— Begin EXTRACTED MATERIAL —

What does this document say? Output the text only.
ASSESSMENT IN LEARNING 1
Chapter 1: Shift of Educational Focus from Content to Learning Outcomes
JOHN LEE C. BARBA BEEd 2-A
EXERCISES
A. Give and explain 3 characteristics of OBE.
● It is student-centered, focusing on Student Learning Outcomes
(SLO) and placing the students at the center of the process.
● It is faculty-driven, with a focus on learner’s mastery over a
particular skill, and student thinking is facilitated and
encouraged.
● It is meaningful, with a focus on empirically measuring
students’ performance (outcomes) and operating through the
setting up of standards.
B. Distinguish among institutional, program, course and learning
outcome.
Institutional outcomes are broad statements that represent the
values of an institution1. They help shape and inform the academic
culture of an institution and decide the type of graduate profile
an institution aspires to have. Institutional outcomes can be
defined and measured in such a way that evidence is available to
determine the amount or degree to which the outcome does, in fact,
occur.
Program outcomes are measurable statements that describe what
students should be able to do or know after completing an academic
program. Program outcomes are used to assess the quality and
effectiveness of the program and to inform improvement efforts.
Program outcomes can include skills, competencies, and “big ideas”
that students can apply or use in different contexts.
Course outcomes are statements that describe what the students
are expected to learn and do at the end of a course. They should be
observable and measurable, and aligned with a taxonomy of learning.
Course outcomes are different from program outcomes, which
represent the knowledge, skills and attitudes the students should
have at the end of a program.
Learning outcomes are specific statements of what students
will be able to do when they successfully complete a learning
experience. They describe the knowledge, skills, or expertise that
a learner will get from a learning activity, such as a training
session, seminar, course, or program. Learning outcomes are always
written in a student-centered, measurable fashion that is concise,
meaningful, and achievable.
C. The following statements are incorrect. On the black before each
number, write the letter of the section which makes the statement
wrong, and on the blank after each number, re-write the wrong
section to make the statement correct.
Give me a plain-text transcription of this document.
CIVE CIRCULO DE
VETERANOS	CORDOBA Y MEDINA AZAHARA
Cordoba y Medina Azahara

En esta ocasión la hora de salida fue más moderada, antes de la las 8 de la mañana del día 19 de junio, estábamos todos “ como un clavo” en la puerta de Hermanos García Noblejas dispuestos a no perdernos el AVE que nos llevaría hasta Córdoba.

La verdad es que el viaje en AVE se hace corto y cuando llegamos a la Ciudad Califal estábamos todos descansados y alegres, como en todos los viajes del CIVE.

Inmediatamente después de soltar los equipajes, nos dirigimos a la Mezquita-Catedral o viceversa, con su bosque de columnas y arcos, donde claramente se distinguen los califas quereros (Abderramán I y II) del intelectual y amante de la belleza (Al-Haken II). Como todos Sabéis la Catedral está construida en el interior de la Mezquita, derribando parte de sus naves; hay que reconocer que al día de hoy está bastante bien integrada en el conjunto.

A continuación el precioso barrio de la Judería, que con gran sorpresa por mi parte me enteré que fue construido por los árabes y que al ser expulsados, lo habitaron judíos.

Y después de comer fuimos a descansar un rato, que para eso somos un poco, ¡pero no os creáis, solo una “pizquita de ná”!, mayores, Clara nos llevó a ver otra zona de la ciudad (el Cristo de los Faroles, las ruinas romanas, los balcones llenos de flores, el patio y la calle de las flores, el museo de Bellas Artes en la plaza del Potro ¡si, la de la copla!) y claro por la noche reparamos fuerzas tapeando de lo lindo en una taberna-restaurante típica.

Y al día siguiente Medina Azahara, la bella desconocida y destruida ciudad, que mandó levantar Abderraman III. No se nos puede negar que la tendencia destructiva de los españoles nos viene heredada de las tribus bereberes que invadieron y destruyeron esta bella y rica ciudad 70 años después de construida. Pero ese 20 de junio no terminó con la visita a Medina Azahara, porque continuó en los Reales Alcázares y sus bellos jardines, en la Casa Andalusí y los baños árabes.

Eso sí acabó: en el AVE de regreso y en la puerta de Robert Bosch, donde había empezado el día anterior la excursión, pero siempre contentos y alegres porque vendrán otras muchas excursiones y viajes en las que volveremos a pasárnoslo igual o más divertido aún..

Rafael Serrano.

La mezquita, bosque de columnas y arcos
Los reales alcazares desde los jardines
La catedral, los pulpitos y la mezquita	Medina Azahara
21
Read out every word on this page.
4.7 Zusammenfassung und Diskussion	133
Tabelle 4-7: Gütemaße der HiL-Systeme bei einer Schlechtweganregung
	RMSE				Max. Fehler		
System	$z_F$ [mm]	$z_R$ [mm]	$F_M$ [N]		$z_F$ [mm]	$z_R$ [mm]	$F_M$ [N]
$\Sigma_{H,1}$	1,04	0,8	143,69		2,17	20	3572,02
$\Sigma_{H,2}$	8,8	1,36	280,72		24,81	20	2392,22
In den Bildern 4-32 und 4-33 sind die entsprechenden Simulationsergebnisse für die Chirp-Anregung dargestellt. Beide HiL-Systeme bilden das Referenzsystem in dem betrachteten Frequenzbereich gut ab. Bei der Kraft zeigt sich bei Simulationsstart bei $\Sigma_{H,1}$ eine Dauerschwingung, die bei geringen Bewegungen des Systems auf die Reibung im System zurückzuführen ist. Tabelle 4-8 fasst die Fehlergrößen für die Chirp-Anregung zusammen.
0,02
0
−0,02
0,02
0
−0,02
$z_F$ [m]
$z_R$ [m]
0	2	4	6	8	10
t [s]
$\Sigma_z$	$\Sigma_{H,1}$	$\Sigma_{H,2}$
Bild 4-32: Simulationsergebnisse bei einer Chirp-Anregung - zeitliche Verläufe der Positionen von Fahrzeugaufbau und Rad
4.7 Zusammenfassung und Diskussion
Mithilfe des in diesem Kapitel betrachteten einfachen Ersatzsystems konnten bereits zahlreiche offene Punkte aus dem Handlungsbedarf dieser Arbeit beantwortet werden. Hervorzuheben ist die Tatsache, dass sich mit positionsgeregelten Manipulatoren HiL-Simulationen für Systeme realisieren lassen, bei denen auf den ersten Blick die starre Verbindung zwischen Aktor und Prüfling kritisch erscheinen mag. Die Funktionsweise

— End EXTRACTED MATERIAL —

EXERCISE DETAILS
Extract every line from the one containing "Read out every word on this page." through the last line of the data, inclusive, exactly as written.

RESULT FOR THIS TASK
Read out every word on this page.
4.7 Zusammenfassung und Diskussion	133
Tabelle 4-7: Gütemaße der HiL-Systeme bei einer Schlechtweganregung
	RMSE				Max. Fehler		
System	$z_F$ [mm]	$z_R$ [mm]	$F_M$ [N]		$z_F$ [mm]	$z_R$ [mm]	$F_M$ [N]
$\Sigma_{H,1}$	1,04	0,8	143,69		2,17	20	3572,02
$\Sigma_{H,2}$	8,8	1,36	280,72		24,81	20	2392,22
In den Bildern 4-32 und 4-33 sind die entsprechenden Simulationsergebnisse für die Chirp-Anregung dargestellt. Beide HiL-Systeme bilden das Referenzsystem in dem betrachteten Frequenzbereich gut ab. Bei der Kraft zeigt sich bei Simulationsstart bei $\Sigma_{H,1}$ eine Dauerschwingung, die bei geringen Bewegungen des Systems auf die Reibung im System zurückzuführen ist. Tabelle 4-8 fasst die Fehlergrößen für die Chirp-Anregung zusammen.
0,02
0
−0,02
0,02
0
−0,02
$z_F$ [m]
$z_R$ [m]
0	2	4	6	8	10
t [s]
$\Sigma_z$	$\Sigma_{H,1}$	$\Sigma_{H,2}$
Bild 4-32: Simulationsergebnisse bei einer Chirp-Anregung - zeitliche Verläufe der Positionen von Fahrzeugaufbau und Rad
4.7 Zusammenfassung und Diskussion
Mithilfe des in diesem Kapitel betrachteten einfachen Ersatzsystems konnten bereits zahlreiche offene Punkte aus dem Handlungsbedarf dieser Arbeit beantwortet werden. Hervorzuheben ist die Tatsache, dass sich mit positionsgeregelten Manipulatoren HiL-Simulationen für Systeme realisieren lassen, bei denen auf den ersten Blick die starre Verbindung zwischen Aktor und Prüfling kritisch erscheinen mag. Die Funktionsweise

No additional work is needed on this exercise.